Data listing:
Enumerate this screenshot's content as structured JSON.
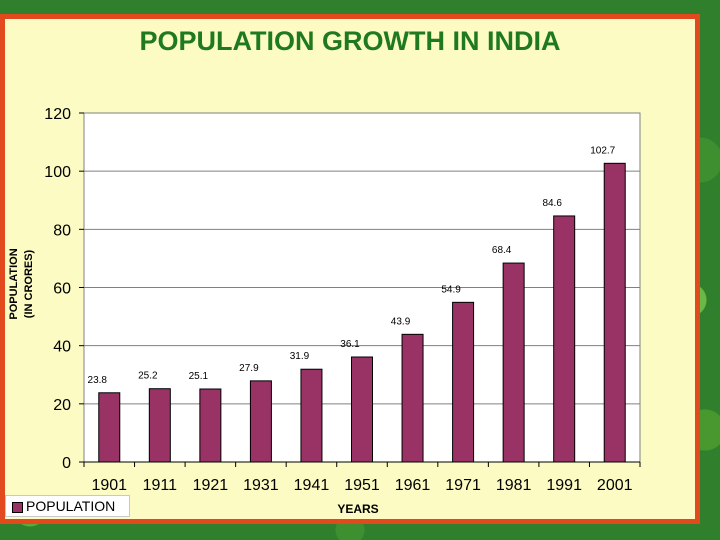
{
  "slide": {
    "title": "POPULATION GROWTH IN INDIA"
  },
  "colors": {
    "bar_fill": "#993366",
    "plot_background": "#ffffff",
    "frame_border": "#e24a1e",
    "slide_background": "#fbfbc3",
    "title_color": "#1f7a1f"
  },
  "chart_data": {
    "type": "bar",
    "title": "POPULATION GROWTH IN INDIA",
    "categories": [
      "1901",
      "1911",
      "1921",
      "1931",
      "1941",
      "1951",
      "1961",
      "1971",
      "1981",
      "1991",
      "2001"
    ],
    "series": [
      {
        "name": "POPULATION",
        "values": [
          23.8,
          25.2,
          25.1,
          27.9,
          31.9,
          36.1,
          43.9,
          54.9,
          68.4,
          84.6,
          102.7
        ],
        "labels": [
          "23.8",
          "25.2",
          "25.1",
          "27.9",
          "31.9",
          "36.1",
          "43.9",
          "54.9",
          "68.4",
          "84.6",
          "102.7"
        ]
      }
    ],
    "xlabel": "YEARS",
    "ylabel_lines": [
      "POPULATION",
      "(IN CRORES)"
    ],
    "ylim": [
      0,
      120
    ],
    "yticks": [
      "0",
      "20",
      "40",
      "60",
      "80",
      "100",
      "120"
    ],
    "grid": true,
    "legend_position": "bottom-left"
  }
}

*Stated task*: Output, exactly, all the records above; include no pictures.

*Reply to the exercise*:
Enumerate this screenshot's content as structured JSON.
{
  "slide": {
    "title": "POPULATION GROWTH IN INDIA"
  },
  "colors": {
    "bar_fill": "#993366",
    "plot_background": "#ffffff",
    "frame_border": "#e24a1e",
    "slide_background": "#fbfbc3",
    "title_color": "#1f7a1f"
  },
  "chart_data": {
    "type": "bar",
    "title": "POPULATION GROWTH IN INDIA",
    "categories": [
      "1901",
      "1911",
      "1921",
      "1931",
      "1941",
      "1951",
      "1961",
      "1971",
      "1981",
      "1991",
      "2001"
    ],
    "series": [
      {
        "name": "POPULATION",
        "values": [
          23.8,
          25.2,
          25.1,
          27.9,
          31.9,
          36.1,
          43.9,
          54.9,
          68.4,
          84.6,
          102.7
        ],
        "labels": [
          "23.8",
          "25.2",
          "25.1",
          "27.9",
          "31.9",
          "36.1",
          "43.9",
          "54.9",
          "68.4",
          "84.6",
          "102.7"
        ]
      }
    ],
    "xlabel": "YEARS",
    "ylabel_lines": [
      "POPULATION",
      "(IN CRORES)"
    ],
    "ylim": [
      0,
      120
    ],
    "yticks": [
      "0",
      "20",
      "40",
      "60",
      "80",
      "100",
      "120"
    ],
    "grid": true,
    "legend_position": "bottom-left"
  }
}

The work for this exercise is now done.